## Directive:
Write out all of the data without omission, exactly as shown.

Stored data
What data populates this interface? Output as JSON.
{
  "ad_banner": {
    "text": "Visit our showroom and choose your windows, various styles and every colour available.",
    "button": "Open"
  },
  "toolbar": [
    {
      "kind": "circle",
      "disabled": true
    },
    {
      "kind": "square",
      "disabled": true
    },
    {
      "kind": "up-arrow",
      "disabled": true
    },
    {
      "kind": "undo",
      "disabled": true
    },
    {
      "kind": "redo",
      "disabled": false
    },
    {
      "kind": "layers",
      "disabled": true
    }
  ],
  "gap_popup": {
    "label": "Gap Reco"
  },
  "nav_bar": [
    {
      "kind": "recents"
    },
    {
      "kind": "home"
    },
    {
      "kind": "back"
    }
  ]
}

## Solution to this task:
What data populates this interface? Output as JSON.
{
  "ad_banner": {
    "text": "Visit our showroom and choose your windows, various styles and every colour available.",
    "button": "Open"
  },
  "toolbar": [
    {
      "kind": "circle",
      "disabled": true
    },
    {
      "kind": "square",
      "disabled": true
    },
    {
      "kind": "up-arrow",
      "disabled": true
    },
    {
      "kind": "undo",
      "disabled": true
    },
    {
      "kind": "redo",
      "disabled": false
    },
    {
      "kind": "layers",
      "disabled": true
    }
  ],
  "gap_popup": {
    "label": "Gap Reco"
  },
  "nav_bar": [
    {
      "kind": "recents"
    },
    {
      "kind": "home"
    },
    {
      "kind": "back"
    }
  ]
}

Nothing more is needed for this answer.